Print every entry exactly as written.
* Begin Entries *
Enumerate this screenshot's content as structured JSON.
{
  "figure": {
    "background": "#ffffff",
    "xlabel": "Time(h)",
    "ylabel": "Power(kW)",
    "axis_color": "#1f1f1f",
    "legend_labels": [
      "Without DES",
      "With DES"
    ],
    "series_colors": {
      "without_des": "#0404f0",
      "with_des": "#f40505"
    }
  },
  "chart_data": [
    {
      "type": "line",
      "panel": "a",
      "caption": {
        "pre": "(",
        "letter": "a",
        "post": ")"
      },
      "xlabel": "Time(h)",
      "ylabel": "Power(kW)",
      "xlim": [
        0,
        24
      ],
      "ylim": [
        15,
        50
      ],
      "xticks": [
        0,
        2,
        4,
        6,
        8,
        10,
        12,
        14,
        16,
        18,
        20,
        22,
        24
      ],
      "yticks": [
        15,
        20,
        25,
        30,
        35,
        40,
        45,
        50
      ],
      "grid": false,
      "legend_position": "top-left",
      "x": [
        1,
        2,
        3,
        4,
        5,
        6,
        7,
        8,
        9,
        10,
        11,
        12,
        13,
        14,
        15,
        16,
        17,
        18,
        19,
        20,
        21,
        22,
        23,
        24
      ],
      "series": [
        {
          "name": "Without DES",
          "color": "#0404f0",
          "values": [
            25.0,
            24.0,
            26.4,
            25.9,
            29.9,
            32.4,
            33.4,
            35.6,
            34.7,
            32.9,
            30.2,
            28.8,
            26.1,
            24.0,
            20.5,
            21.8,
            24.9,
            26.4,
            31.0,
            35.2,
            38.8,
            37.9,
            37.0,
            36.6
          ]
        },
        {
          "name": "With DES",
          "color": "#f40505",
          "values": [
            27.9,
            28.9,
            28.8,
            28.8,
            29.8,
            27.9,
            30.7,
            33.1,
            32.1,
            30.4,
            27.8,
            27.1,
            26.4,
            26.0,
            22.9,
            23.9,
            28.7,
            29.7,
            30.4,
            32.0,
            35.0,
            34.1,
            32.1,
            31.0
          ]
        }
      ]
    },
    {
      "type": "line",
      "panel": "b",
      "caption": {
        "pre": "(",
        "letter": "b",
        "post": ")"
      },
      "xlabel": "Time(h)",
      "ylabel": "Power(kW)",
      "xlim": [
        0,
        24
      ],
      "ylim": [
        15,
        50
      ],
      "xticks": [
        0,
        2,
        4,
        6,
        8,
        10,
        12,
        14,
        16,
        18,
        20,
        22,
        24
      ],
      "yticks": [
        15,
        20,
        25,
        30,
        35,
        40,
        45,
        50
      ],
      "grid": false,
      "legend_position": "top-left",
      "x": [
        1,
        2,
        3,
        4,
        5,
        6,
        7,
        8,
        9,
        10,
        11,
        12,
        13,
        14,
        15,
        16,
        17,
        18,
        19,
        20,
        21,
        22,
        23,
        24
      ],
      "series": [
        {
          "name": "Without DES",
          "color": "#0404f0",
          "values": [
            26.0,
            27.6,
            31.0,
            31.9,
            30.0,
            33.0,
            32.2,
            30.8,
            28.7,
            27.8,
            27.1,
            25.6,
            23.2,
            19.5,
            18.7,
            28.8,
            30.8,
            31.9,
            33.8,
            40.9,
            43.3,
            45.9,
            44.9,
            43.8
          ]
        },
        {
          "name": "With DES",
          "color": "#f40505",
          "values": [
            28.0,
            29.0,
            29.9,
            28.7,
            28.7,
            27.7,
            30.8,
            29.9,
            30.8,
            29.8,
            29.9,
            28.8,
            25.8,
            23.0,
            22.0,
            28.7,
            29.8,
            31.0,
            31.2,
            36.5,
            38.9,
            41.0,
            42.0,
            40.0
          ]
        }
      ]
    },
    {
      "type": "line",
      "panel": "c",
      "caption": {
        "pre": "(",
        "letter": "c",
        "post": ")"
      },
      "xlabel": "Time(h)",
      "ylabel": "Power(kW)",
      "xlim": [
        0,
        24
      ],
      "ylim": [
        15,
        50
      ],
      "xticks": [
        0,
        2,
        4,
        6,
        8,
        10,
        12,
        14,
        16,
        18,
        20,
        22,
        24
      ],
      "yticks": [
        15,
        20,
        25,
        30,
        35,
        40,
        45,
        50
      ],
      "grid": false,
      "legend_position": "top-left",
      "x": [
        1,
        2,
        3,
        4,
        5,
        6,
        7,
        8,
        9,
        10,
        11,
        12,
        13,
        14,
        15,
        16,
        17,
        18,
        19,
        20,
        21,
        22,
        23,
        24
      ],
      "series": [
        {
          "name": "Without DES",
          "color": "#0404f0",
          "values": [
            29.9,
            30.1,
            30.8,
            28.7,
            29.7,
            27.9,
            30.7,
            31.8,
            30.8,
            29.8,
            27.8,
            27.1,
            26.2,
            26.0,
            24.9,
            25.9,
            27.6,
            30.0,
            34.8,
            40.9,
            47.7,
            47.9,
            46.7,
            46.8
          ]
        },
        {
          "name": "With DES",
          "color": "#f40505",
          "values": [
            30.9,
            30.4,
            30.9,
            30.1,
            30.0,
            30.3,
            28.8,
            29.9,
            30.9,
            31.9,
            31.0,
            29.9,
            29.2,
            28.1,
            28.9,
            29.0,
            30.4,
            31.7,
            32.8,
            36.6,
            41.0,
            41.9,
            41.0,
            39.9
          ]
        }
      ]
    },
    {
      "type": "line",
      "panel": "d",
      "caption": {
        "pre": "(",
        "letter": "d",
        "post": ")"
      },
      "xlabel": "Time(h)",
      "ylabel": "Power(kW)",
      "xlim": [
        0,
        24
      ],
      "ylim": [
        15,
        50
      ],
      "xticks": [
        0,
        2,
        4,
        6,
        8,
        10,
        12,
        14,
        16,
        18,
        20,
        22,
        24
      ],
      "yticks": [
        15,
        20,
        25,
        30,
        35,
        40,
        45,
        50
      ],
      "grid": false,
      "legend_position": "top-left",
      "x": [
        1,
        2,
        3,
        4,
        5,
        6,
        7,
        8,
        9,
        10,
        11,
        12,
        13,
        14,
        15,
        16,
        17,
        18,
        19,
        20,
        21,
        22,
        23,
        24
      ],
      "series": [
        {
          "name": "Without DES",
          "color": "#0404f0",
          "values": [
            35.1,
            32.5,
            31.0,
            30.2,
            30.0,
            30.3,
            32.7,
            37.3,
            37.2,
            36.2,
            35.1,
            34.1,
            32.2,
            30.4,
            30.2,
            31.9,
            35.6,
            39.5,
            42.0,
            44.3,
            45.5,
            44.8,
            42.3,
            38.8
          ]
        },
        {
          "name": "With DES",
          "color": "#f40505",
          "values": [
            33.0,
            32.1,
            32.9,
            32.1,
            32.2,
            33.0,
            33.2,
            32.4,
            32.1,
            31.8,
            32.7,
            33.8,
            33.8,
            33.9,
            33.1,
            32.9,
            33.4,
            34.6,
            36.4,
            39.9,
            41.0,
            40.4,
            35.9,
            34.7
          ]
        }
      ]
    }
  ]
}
* End Entries *
▶ _Solution to the problem_
Enumerate this screenshot's content as structured JSON.
{
  "figure": {
    "background": "#ffffff",
    "xlabel": "Time(h)",
    "ylabel": "Power(kW)",
    "axis_color": "#1f1f1f",
    "legend_labels": [
      "Without DES",
      "With DES"
    ],
    "series_colors": {
      "without_des": "#0404f0",
      "with_des": "#f40505"
    }
  },
  "chart_data": [
    {
      "type": "line",
      "panel": "a",
      "caption": {
        "pre": "(",
        "letter": "a",
        "post": ")"
      },
      "xlabel": "Time(h)",
      "ylabel": "Power(kW)",
      "xlim": [
        0,
        24
      ],
      "ylim": [
        15,
        50
      ],
      "xticks": [
        0,
        2,
        4,
        6,
        8,
        10,
        12,
        14,
        16,
        18,
        20,
        22,
        24
      ],
      "yticks": [
        15,
        20,
        25,
        30,
        35,
        40,
        45,
        50
      ],
      "grid": false,
      "legend_position": "top-left",
      "x": [
        1,
        2,
        3,
        4,
        5,
        6,
        7,
        8,
        9,
        10,
        11,
        12,
        13,
        14,
        15,
        16,
        17,
        18,
        19,
        20,
        21,
        22,
        23,
        24
      ],
      "series": [
        {
          "name": "Without DES",
          "color": "#0404f0",
          "values": [
            25.0,
            24.0,
            26.4,
            25.9,
            29.9,
            32.4,
            33.4,
            35.6,
            34.7,
            32.9,
            30.2,
            28.8,
            26.1,
            24.0,
            20.5,
            21.8,
            24.9,
            26.4,
            31.0,
            35.2,
            38.8,
            37.9,
            37.0,
            36.6
          ]
        },
        {
          "name": "With DES",
          "color": "#f40505",
          "values": [
            27.9,
            28.9,
            28.8,
            28.8,
            29.8,
            27.9,
            30.7,
            33.1,
            32.1,
            30.4,
            27.8,
            27.1,
            26.4,
            26.0,
            22.9,
            23.9,
            28.7,
            29.7,
            30.4,
            32.0,
            35.0,
            34.1,
            32.1,
            31.0
          ]
        }
      ]
    },
    {
      "type": "line",
      "panel": "b",
      "caption": {
        "pre": "(",
        "letter": "b",
        "post": ")"
      },
      "xlabel": "Time(h)",
      "ylabel": "Power(kW)",
      "xlim": [
        0,
        24
      ],
      "ylim": [
        15,
        50
      ],
      "xticks": [
        0,
        2,
        4,
        6,
        8,
        10,
        12,
        14,
        16,
        18,
        20,
        22,
        24
      ],
      "yticks": [
        15,
        20,
        25,
        30,
        35,
        40,
        45,
        50
      ],
      "grid": false,
      "legend_position": "top-left",
      "x": [
        1,
        2,
        3,
        4,
        5,
        6,
        7,
        8,
        9,
        10,
        11,
        12,
        13,
        14,
        15,
        16,
        17,
        18,
        19,
        20,
        21,
        22,
        23,
        24
      ],
      "series": [
        {
          "name": "Without DES",
          "color": "#0404f0",
          "values": [
            26.0,
            27.6,
            31.0,
            31.9,
            30.0,
            33.0,
            32.2,
            30.8,
            28.7,
            27.8,
            27.1,
            25.6,
            23.2,
            19.5,
            18.7,
            28.8,
            30.8,
            31.9,
            33.8,
            40.9,
            43.3,
            45.9,
            44.9,
            43.8
          ]
        },
        {
          "name": "With DES",
          "color": "#f40505",
          "values": [
            28.0,
            29.0,
            29.9,
            28.7,
            28.7,
            27.7,
            30.8,
            29.9,
            30.8,
            29.8,
            29.9,
            28.8,
            25.8,
            23.0,
            22.0,
            28.7,
            29.8,
            31.0,
            31.2,
            36.5,
            38.9,
            41.0,
            42.0,
            40.0
          ]
        }
      ]
    },
    {
      "type": "line",
      "panel": "c",
      "caption": {
        "pre": "(",
        "letter": "c",
        "post": ")"
      },
      "xlabel": "Time(h)",
      "ylabel": "Power(kW)",
      "xlim": [
        0,
        24
      ],
      "ylim": [
        15,
        50
      ],
      "xticks": [
        0,
        2,
        4,
        6,
        8,
        10,
        12,
        14,
        16,
        18,
        20,
        22,
        24
      ],
      "yticks": [
        15,
        20,
        25,
        30,
        35,
        40,
        45,
        50
      ],
      "grid": false,
      "legend_position": "top-left",
      "x": [
        1,
        2,
        3,
        4,
        5,
        6,
        7,
        8,
        9,
        10,
        11,
        12,
        13,
        14,
        15,
        16,
        17,
        18,
        19,
        20,
        21,
        22,
        23,
        24
      ],
      "series": [
        {
          "name": "Without DES",
          "color": "#0404f0",
          "values": [
            29.9,
            30.1,
            30.8,
            28.7,
            29.7,
            27.9,
            30.7,
            31.8,
            30.8,
            29.8,
            27.8,
            27.1,
            26.2,
            26.0,
            24.9,
            25.9,
            27.6,
            30.0,
            34.8,
            40.9,
            47.7,
            47.9,
            46.7,
            46.8
          ]
        },
        {
          "name": "With DES",
          "color": "#f40505",
          "values": [
            30.9,
            30.4,
            30.9,
            30.1,
            30.0,
            30.3,
            28.8,
            29.9,
            30.9,
            31.9,
            31.0,
            29.9,
            29.2,
            28.1,
            28.9,
            29.0,
            30.4,
            31.7,
            32.8,
            36.6,
            41.0,
            41.9,
            41.0,
            39.9
          ]
        }
      ]
    },
    {
      "type": "line",
      "panel": "d",
      "caption": {
        "pre": "(",
        "letter": "d",
        "post": ")"
      },
      "xlabel": "Time(h)",
      "ylabel": "Power(kW)",
      "xlim": [
        0,
        24
      ],
      "ylim": [
        15,
        50
      ],
      "xticks": [
        0,
        2,
        4,
        6,
        8,
        10,
        12,
        14,
        16,
        18,
        20,
        22,
        24
      ],
      "yticks": [
        15,
        20,
        25,
        30,
        35,
        40,
        45,
        50
      ],
      "grid": false,
      "legend_position": "top-left",
      "x": [
        1,
        2,
        3,
        4,
        5,
        6,
        7,
        8,
        9,
        10,
        11,
        12,
        13,
        14,
        15,
        16,
        17,
        18,
        19,
        20,
        21,
        22,
        23,
        24
      ],
      "series": [
        {
          "name": "Without DES",
          "color": "#0404f0",
          "values": [
            35.1,
            32.5,
            31.0,
            30.2,
            30.0,
            30.3,
            32.7,
            37.3,
            37.2,
            36.2,
            35.1,
            34.1,
            32.2,
            30.4,
            30.2,
            31.9,
            35.6,
            39.5,
            42.0,
            44.3,
            45.5,
            44.8,
            42.3,
            38.8
          ]
        },
        {
          "name": "With DES",
          "color": "#f40505",
          "values": [
            33.0,
            32.1,
            32.9,
            32.1,
            32.2,
            33.0,
            33.2,
            32.4,
            32.1,
            31.8,
            32.7,
            33.8,
            33.8,
            33.9,
            33.1,
            32.9,
            33.4,
            34.6,
            36.4,
            39.9,
            41.0,
            40.4,
            35.9,
            34.7
          ]
        }
      ]
    }
  ]
}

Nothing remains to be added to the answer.